[BEGIN Dataset rows]

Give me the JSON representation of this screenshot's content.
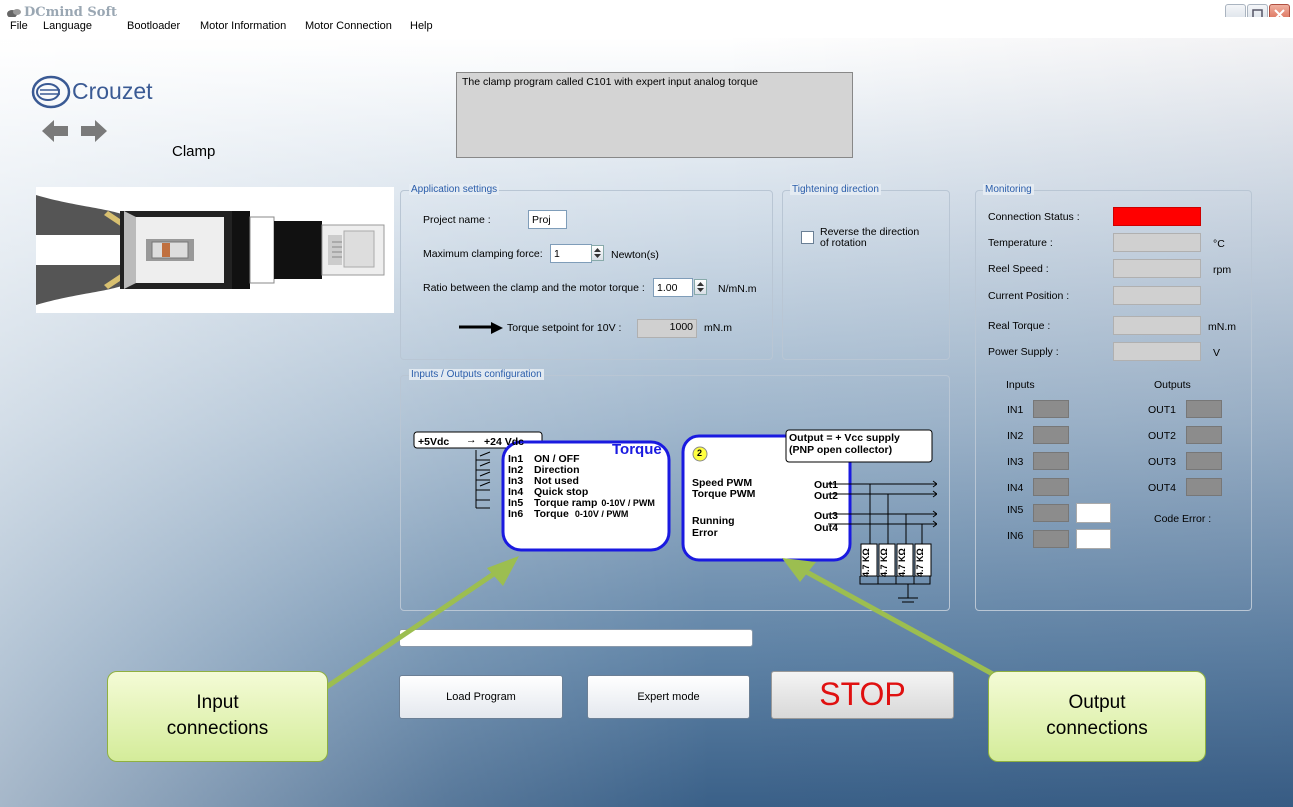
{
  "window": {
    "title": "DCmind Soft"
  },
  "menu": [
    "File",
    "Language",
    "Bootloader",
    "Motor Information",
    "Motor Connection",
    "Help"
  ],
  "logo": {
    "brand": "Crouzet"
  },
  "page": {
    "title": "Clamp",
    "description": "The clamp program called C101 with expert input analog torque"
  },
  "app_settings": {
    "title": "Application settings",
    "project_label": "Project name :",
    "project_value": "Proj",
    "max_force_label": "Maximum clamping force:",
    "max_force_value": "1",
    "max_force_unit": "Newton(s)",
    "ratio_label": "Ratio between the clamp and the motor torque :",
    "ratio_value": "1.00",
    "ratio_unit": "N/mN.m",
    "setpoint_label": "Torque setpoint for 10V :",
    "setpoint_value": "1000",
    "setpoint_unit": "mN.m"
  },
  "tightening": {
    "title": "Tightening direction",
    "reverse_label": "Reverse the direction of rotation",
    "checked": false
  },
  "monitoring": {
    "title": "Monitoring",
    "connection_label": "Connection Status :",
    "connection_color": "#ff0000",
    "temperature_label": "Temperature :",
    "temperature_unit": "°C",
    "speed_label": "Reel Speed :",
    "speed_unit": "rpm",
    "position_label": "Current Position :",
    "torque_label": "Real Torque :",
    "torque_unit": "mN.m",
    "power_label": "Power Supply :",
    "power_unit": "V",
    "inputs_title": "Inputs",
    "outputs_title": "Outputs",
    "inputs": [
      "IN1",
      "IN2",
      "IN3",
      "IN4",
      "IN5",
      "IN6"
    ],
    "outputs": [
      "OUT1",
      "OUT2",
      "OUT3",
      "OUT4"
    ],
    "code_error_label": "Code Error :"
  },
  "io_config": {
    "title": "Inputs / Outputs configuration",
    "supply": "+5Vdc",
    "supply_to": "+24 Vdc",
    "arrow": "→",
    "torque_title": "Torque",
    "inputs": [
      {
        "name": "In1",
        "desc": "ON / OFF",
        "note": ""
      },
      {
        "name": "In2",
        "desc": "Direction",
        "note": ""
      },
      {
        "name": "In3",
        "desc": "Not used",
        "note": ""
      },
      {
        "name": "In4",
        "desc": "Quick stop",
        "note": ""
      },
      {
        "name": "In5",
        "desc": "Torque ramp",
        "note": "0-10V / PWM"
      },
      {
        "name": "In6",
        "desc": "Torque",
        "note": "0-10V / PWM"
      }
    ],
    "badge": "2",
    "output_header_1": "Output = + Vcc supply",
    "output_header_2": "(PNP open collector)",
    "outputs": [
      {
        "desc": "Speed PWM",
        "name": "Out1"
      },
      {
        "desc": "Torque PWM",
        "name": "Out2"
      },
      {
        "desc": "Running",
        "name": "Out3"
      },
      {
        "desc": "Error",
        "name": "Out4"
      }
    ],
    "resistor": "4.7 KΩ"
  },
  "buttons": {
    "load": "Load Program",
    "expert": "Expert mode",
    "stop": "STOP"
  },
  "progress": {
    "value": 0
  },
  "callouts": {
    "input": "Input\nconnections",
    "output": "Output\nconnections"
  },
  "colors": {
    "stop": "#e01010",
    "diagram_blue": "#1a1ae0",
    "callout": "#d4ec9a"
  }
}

[END Dataset rows]
[BEGIN Dataset rows]

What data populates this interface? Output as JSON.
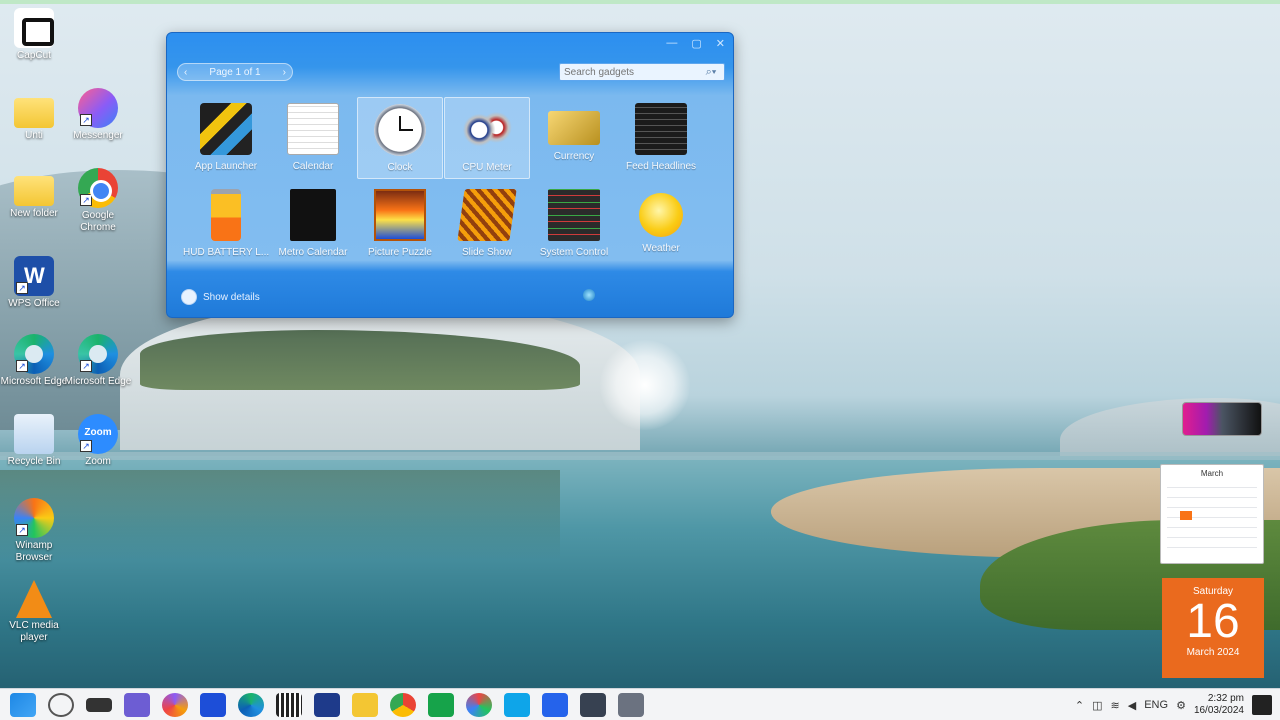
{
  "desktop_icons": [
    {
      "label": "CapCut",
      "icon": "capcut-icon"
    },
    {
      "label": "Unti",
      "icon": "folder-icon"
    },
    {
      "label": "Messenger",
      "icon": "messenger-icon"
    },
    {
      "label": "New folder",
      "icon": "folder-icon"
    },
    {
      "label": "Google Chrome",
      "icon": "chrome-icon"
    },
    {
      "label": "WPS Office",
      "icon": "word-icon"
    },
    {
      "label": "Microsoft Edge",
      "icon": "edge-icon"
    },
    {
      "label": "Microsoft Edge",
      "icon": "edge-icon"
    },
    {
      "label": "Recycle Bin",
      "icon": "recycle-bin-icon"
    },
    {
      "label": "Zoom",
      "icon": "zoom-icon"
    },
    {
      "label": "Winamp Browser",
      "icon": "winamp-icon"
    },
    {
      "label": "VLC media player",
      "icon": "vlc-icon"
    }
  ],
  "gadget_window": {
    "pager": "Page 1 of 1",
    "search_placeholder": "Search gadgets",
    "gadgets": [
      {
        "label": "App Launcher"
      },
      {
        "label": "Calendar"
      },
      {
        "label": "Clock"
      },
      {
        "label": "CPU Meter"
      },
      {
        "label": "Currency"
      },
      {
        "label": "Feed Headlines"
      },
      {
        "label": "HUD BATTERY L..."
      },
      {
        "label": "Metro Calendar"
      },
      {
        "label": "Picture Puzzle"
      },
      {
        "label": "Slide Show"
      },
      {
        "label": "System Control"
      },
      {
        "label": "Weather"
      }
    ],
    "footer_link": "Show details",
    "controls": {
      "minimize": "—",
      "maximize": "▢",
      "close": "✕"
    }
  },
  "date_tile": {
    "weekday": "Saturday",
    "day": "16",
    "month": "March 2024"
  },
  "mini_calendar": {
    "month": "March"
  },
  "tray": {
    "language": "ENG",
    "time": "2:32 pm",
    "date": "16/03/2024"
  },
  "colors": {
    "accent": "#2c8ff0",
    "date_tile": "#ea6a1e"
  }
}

[END Dataset rows]

Collect, from the material above, every line containing the word "Error".

    "code_error_label": "Code Error :"
        "desc": "Error",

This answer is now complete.